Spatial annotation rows
────

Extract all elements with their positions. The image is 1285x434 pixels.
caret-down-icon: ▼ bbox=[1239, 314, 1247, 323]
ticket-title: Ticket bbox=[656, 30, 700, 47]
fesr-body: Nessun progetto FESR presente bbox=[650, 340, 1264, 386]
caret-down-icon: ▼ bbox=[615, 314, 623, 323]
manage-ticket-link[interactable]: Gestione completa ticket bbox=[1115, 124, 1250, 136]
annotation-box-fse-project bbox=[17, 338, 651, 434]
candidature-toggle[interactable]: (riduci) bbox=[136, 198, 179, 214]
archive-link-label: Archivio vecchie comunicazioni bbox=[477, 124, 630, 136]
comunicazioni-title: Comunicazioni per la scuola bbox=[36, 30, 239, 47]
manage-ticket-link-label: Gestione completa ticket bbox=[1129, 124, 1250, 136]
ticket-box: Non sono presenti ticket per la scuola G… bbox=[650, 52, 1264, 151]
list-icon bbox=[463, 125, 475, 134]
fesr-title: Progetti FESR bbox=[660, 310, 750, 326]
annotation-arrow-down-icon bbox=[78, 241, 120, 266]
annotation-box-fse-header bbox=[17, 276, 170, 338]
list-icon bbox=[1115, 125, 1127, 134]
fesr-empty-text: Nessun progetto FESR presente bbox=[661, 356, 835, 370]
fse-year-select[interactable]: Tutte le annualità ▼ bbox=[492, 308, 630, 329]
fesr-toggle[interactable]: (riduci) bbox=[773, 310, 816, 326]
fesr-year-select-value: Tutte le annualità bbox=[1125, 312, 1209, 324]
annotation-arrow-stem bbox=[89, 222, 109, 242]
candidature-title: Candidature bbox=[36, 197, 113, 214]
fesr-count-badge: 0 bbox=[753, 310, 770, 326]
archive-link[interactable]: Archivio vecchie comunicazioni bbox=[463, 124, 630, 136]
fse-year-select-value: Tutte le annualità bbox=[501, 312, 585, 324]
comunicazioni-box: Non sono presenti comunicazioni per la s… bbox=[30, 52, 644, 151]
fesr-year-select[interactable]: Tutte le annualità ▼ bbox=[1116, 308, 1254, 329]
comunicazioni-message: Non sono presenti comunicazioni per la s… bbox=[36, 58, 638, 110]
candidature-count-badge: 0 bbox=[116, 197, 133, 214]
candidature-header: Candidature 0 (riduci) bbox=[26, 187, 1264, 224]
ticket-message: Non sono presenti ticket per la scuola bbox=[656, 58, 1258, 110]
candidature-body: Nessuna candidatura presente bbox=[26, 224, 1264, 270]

────

[Exercise task]
Copy all of the rows above word for word.

[Correct response]
Extract all elements with their positions. The image is 1285x434 pixels.
caret-down-icon: ▼ bbox=[1239, 314, 1247, 323]
ticket-title: Ticket bbox=[656, 30, 700, 47]
fesr-body: Nessun progetto FESR presente bbox=[650, 340, 1264, 386]
caret-down-icon: ▼ bbox=[615, 314, 623, 323]
manage-ticket-link[interactable]: Gestione completa ticket bbox=[1115, 124, 1250, 136]
annotation-box-fse-project bbox=[17, 338, 651, 434]
candidature-toggle[interactable]: (riduci) bbox=[136, 198, 179, 214]
archive-link-label: Archivio vecchie comunicazioni bbox=[477, 124, 630, 136]
comunicazioni-title: Comunicazioni per la scuola bbox=[36, 30, 239, 47]
manage-ticket-link-label: Gestione completa ticket bbox=[1129, 124, 1250, 136]
ticket-box: Non sono presenti ticket per la scuola G… bbox=[650, 52, 1264, 151]
list-icon bbox=[463, 125, 475, 134]
fesr-title: Progetti FESR bbox=[660, 310, 750, 326]
annotation-arrow-down-icon bbox=[78, 241, 120, 266]
annotation-box-fse-header bbox=[17, 276, 170, 338]
list-icon bbox=[1115, 125, 1127, 134]
fesr-empty-text: Nessun progetto FESR presente bbox=[661, 356, 835, 370]
fse-year-select[interactable]: Tutte le annualità ▼ bbox=[492, 308, 630, 329]
fesr-toggle[interactable]: (riduci) bbox=[773, 310, 816, 326]
fesr-year-select-value: Tutte le annualità bbox=[1125, 312, 1209, 324]
annotation-arrow-stem bbox=[89, 222, 109, 242]
candidature-title: Candidature bbox=[36, 197, 113, 214]
fesr-count-badge: 0 bbox=[753, 310, 770, 326]
archive-link[interactable]: Archivio vecchie comunicazioni bbox=[463, 124, 630, 136]
fse-year-select-value: Tutte le annualità bbox=[501, 312, 585, 324]
comunicazioni-box: Non sono presenti comunicazioni per la s… bbox=[30, 52, 644, 151]
fesr-year-select[interactable]: Tutte le annualità ▼ bbox=[1116, 308, 1254, 329]
comunicazioni-message: Non sono presenti comunicazioni per la s… bbox=[36, 58, 638, 110]
candidature-count-badge: 0 bbox=[116, 197, 133, 214]
candidature-header: Candidature 0 (riduci) bbox=[26, 187, 1264, 224]
ticket-message: Non sono presenti ticket per la scuola bbox=[656, 58, 1258, 110]
candidature-body: Nessuna candidatura presente bbox=[26, 224, 1264, 270]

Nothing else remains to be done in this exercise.